◆ DATA SHOWN ◆
◇ ◇ ◇ ◇ ◇

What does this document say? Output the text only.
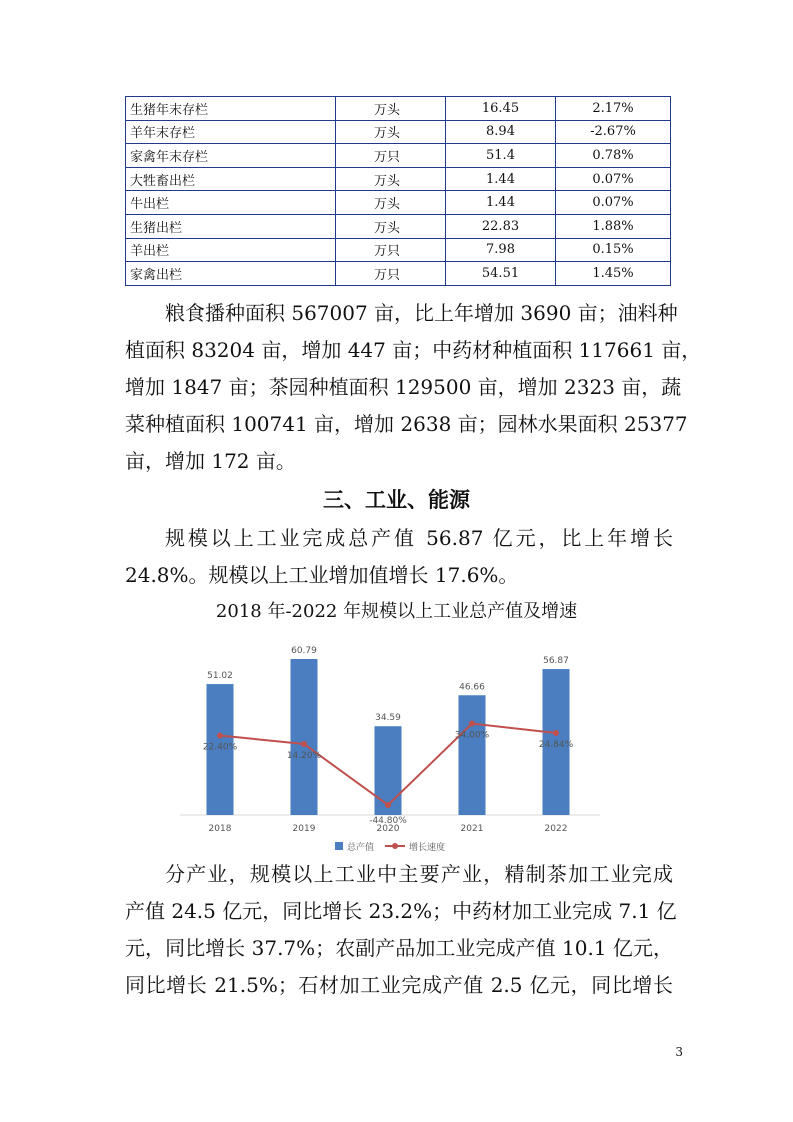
生猪年末存栏	万头	16.45	2.17%
羊年末存栏	万头	8.94	-2.67%
家禽年末存栏	万只	51.4	0.78%
大牲畜出栏	万头	1.44	0.07%
牛出栏	万头	1.44	0.07%
生猪出栏	万头	22.83	1.88%
羊出栏	万只	7.98	0.15%
家禽出栏	万只	54.51	1.45%
粮食播种面积 567007 亩，比上年增加 3690 亩；油料种
植面积 83204 亩，增加 447 亩；中药材种植面积 117661 亩，
增加 1847 亩；茶园种植面积 129500 亩，增加 2323 亩，蔬
菜种植面积 100741 亩，增加 2638 亩；园林水果面积 25377
亩，增加 172 亩。
三、工业、能源
规模以上工业完成总产值 56.87 亿元，比上年增长
24.8%。规模以上工业增加值增长 17.6%。

2018 年-2022 年规模以上工业总产值及增速

51.02
2018
60.79
2019
34.59
2020
46.66
2021
56.87
2022
22.40%
14.20%
-44.80%
34.00%
24.84%
总产值	增长速度
分产业，规模以上工业中主要产业，精制茶加工业完成
产值 24.5 亿元，同比增长 23.2%；中药材加工业完成 7.1 亿
元，同比增长 37.7%；农副产品加工业完成产值 10.1 亿元，
同比增长 21.5%；石材加工业完成产值 2.5 亿元，同比增长
3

◇ ◇ ◇ ◇ ◇

◆ TASK TO COMPLETE ◆
State how many lines above contain the string "同比增长", with no other words.

◆ WRITTEN ANSWER ◆
3